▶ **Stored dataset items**
· · · · ·

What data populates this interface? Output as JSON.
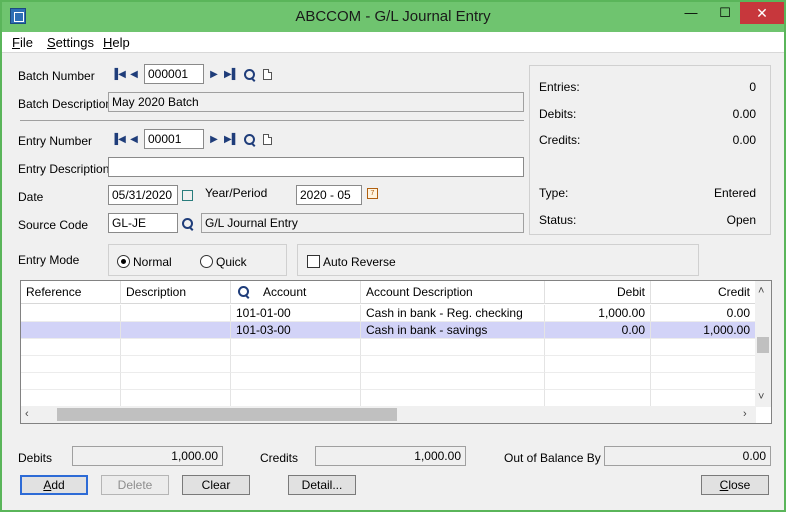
{
  "window": {
    "title": "ABCCOM - G/L Journal Entry"
  },
  "window_controls": {
    "minimize": "—",
    "maximize": "☐",
    "close": "✕"
  },
  "menu": [
    {
      "key": "F",
      "rest": "ile"
    },
    {
      "key": "S",
      "rest": "ettings"
    },
    {
      "key": "H",
      "rest": "elp"
    }
  ],
  "batch": {
    "number_label": "Batch Number",
    "number": "000001",
    "description_label": "Batch Description",
    "description": "May 2020 Batch"
  },
  "entry": {
    "number_label": "Entry Number",
    "number": "00001",
    "description_label": "Entry Description",
    "description": "",
    "date_label": "Date",
    "date": "05/31/2020",
    "period_label": "Year/Period",
    "period": "2020 - 05",
    "source_label": "Source Code",
    "source_code": "GL-JE",
    "source_desc": "G/L Journal Entry",
    "mode_label": "Entry Mode",
    "mode_normal": "Normal",
    "mode_quick": "Quick",
    "mode_selected": "Normal",
    "auto_reverse_label": "Auto Reverse",
    "auto_reverse": false
  },
  "summary": {
    "entries_label": "Entries:",
    "entries": "0",
    "debits_label": "Debits:",
    "debits": "0.00",
    "credits_label": "Credits:",
    "credits": "0.00",
    "type_label": "Type:",
    "type": "Entered",
    "status_label": "Status:",
    "status": "Open"
  },
  "grid": {
    "columns": [
      "Reference",
      "Description",
      "Account",
      "Account Description",
      "Debit",
      "Credit"
    ],
    "rows": [
      {
        "reference": "",
        "description": "",
        "account": "101-01-00",
        "account_description": "Cash in bank - Reg. checking",
        "debit": "1,000.00",
        "credit": "0.00",
        "selected": false
      },
      {
        "reference": "",
        "description": "",
        "account": "101-03-00",
        "account_description": "Cash in bank - savings",
        "debit": "0.00",
        "credit": "1,000.00",
        "selected": true
      }
    ]
  },
  "totals": {
    "debits_label": "Debits",
    "debits": "1,000.00",
    "credits_label": "Credits",
    "credits": "1,000.00",
    "out_of_balance_label": "Out of Balance By",
    "out_of_balance": "0.00"
  },
  "buttons": {
    "add": {
      "key": "A",
      "rest": "dd"
    },
    "delete": "Delete",
    "clear": "Clear",
    "detail": "Detail...",
    "close": {
      "key": "C",
      "rest": "lose"
    }
  },
  "icons": {
    "first": "first-record-icon",
    "prev": "previous-record-icon",
    "next": "next-record-icon",
    "last": "last-record-icon",
    "finder": "search-icon",
    "new": "new-document-icon"
  },
  "colors": {
    "title_bar": "#6fc46f",
    "close_button": "#c7373c",
    "selected_row": "#d2d3f7"
  }
}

· · · · ·

▶ **To be done**
Each record above should come back exactly the same, only without its pictures.

▶ **Task result**
What data populates this interface? Output as JSON.
{
  "window": {
    "title": "ABCCOM - G/L Journal Entry"
  },
  "window_controls": {
    "minimize": "—",
    "maximize": "☐",
    "close": "✕"
  },
  "menu": [
    {
      "key": "F",
      "rest": "ile"
    },
    {
      "key": "S",
      "rest": "ettings"
    },
    {
      "key": "H",
      "rest": "elp"
    }
  ],
  "batch": {
    "number_label": "Batch Number",
    "number": "000001",
    "description_label": "Batch Description",
    "description": "May 2020 Batch"
  },
  "entry": {
    "number_label": "Entry Number",
    "number": "00001",
    "description_label": "Entry Description",
    "description": "",
    "date_label": "Date",
    "date": "05/31/2020",
    "period_label": "Year/Period",
    "period": "2020 - 05",
    "source_label": "Source Code",
    "source_code": "GL-JE",
    "source_desc": "G/L Journal Entry",
    "mode_label": "Entry Mode",
    "mode_normal": "Normal",
    "mode_quick": "Quick",
    "mode_selected": "Normal",
    "auto_reverse_label": "Auto Reverse",
    "auto_reverse": false
  },
  "summary": {
    "entries_label": "Entries:",
    "entries": "0",
    "debits_label": "Debits:",
    "debits": "0.00",
    "credits_label": "Credits:",
    "credits": "0.00",
    "type_label": "Type:",
    "type": "Entered",
    "status_label": "Status:",
    "status": "Open"
  },
  "grid": {
    "columns": [
      "Reference",
      "Description",
      "Account",
      "Account Description",
      "Debit",
      "Credit"
    ],
    "rows": [
      {
        "reference": "",
        "description": "",
        "account": "101-01-00",
        "account_description": "Cash in bank - Reg. checking",
        "debit": "1,000.00",
        "credit": "0.00",
        "selected": false
      },
      {
        "reference": "",
        "description": "",
        "account": "101-03-00",
        "account_description": "Cash in bank - savings",
        "debit": "0.00",
        "credit": "1,000.00",
        "selected": true
      }
    ]
  },
  "totals": {
    "debits_label": "Debits",
    "debits": "1,000.00",
    "credits_label": "Credits",
    "credits": "1,000.00",
    "out_of_balance_label": "Out of Balance By",
    "out_of_balance": "0.00"
  },
  "buttons": {
    "add": {
      "key": "A",
      "rest": "dd"
    },
    "delete": "Delete",
    "clear": "Clear",
    "detail": "Detail...",
    "close": {
      "key": "C",
      "rest": "lose"
    }
  },
  "icons": {
    "first": "first-record-icon",
    "prev": "previous-record-icon",
    "next": "next-record-icon",
    "last": "last-record-icon",
    "finder": "search-icon",
    "new": "new-document-icon"
  },
  "colors": {
    "title_bar": "#6fc46f",
    "close_button": "#c7373c",
    "selected_row": "#d2d3f7"
  }
}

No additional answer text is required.